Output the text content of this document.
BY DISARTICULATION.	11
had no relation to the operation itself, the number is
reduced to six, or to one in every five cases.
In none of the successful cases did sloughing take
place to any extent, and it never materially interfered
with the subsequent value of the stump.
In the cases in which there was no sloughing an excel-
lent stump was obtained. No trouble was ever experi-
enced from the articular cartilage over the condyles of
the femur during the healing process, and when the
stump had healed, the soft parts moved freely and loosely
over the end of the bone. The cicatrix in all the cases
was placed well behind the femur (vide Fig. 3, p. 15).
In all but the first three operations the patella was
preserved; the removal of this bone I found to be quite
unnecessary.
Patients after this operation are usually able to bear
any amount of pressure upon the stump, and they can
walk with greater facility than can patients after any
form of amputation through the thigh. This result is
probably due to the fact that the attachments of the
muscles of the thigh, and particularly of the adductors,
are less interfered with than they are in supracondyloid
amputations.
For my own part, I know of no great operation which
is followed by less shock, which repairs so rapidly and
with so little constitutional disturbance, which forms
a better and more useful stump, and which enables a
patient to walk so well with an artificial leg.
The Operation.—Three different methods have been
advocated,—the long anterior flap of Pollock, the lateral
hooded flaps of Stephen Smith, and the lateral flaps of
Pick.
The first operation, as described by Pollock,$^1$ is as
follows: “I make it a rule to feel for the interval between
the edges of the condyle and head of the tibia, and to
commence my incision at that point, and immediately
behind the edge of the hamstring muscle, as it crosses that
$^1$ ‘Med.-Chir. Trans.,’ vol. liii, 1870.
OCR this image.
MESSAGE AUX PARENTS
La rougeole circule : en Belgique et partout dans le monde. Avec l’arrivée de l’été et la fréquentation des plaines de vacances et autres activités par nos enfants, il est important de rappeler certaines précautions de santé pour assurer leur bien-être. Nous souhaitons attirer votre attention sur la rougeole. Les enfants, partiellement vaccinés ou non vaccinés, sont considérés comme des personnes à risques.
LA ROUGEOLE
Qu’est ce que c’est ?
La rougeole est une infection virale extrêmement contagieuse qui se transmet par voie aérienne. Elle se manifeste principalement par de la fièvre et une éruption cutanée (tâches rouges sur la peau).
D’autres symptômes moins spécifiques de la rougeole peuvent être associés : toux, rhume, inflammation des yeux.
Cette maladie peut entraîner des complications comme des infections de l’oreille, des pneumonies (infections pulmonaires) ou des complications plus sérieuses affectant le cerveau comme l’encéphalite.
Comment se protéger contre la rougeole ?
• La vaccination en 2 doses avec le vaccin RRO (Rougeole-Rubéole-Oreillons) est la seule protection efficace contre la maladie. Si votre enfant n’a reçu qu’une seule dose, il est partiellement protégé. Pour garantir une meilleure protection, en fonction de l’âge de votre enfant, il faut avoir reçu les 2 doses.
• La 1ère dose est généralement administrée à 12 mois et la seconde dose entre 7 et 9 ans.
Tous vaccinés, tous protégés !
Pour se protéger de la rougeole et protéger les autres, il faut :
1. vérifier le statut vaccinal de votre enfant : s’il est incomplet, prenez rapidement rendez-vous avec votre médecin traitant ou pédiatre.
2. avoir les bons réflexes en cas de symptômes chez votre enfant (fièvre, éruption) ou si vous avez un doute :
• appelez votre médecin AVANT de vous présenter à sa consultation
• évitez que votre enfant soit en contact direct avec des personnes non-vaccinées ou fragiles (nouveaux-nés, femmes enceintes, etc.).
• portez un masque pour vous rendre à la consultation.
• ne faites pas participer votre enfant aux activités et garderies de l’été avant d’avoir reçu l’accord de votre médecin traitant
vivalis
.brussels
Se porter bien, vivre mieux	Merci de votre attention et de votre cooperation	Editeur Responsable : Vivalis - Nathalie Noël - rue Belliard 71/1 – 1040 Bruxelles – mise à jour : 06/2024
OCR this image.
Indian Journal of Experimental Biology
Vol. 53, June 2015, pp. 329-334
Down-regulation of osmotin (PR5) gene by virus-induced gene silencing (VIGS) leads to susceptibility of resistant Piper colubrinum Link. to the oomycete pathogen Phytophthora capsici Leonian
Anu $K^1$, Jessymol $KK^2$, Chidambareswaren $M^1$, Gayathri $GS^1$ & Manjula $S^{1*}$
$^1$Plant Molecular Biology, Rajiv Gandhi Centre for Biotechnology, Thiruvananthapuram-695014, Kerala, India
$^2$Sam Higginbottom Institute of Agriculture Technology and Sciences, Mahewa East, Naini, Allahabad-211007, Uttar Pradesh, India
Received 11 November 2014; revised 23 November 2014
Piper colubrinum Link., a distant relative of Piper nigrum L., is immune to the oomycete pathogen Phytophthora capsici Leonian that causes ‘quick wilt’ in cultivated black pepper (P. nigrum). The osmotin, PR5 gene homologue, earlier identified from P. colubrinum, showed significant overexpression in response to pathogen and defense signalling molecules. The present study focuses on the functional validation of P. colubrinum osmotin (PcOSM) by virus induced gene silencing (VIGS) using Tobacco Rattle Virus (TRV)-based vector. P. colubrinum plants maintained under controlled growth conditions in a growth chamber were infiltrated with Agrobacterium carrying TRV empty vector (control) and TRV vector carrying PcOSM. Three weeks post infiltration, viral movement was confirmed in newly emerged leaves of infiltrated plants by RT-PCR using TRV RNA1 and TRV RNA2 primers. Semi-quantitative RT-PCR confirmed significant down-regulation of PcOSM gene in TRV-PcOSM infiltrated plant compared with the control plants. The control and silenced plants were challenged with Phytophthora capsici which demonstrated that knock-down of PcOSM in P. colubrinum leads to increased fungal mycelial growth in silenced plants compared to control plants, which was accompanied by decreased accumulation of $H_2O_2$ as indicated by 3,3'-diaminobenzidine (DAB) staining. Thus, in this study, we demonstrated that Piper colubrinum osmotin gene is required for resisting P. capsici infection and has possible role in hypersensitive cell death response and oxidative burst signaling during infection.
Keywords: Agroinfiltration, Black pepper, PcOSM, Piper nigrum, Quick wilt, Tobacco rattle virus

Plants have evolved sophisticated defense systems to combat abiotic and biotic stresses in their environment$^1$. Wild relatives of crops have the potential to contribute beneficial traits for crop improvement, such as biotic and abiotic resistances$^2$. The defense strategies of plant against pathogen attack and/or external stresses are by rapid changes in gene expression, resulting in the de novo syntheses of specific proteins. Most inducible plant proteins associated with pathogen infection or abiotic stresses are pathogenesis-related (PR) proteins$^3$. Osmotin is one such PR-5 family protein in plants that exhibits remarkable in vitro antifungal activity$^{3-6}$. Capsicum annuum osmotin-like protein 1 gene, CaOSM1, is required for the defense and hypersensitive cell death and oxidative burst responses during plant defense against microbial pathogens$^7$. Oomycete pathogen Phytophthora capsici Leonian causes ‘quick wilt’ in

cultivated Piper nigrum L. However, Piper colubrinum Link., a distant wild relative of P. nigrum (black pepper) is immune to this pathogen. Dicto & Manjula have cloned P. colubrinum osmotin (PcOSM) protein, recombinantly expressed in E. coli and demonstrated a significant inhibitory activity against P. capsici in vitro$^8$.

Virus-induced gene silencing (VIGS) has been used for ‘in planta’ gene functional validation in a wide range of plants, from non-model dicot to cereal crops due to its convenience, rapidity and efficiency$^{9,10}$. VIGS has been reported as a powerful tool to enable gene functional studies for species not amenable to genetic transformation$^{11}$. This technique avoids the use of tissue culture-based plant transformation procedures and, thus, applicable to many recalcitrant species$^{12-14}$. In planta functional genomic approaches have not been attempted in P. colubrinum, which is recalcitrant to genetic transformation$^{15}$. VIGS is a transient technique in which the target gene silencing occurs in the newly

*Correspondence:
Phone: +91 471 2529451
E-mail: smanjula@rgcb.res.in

======

Look over the data above and show each line that contains "avoir".

**WRITTEN ANSWER**
• La vaccination en 2 doses avec le vaccin RRO (Rougeole-Rubéole-Oreillons) est la seule protection efficace contre la maladie. Si votre enfant n’a reçu qu’une seule dose, il est partiellement protégé. Pour garantir une meilleure protection, en fonction de l’âge de votre enfant, il faut avoir reçu les 2 doses.
2. avoir les bons réflexes en cas de symptômes chez votre enfant (fièvre, éruption) ou si vous avez un doute :
• ne faites pas participer votre enfant aux activités et garderies de l’été avant d’avoir reçu l’accord de votre médecin traitant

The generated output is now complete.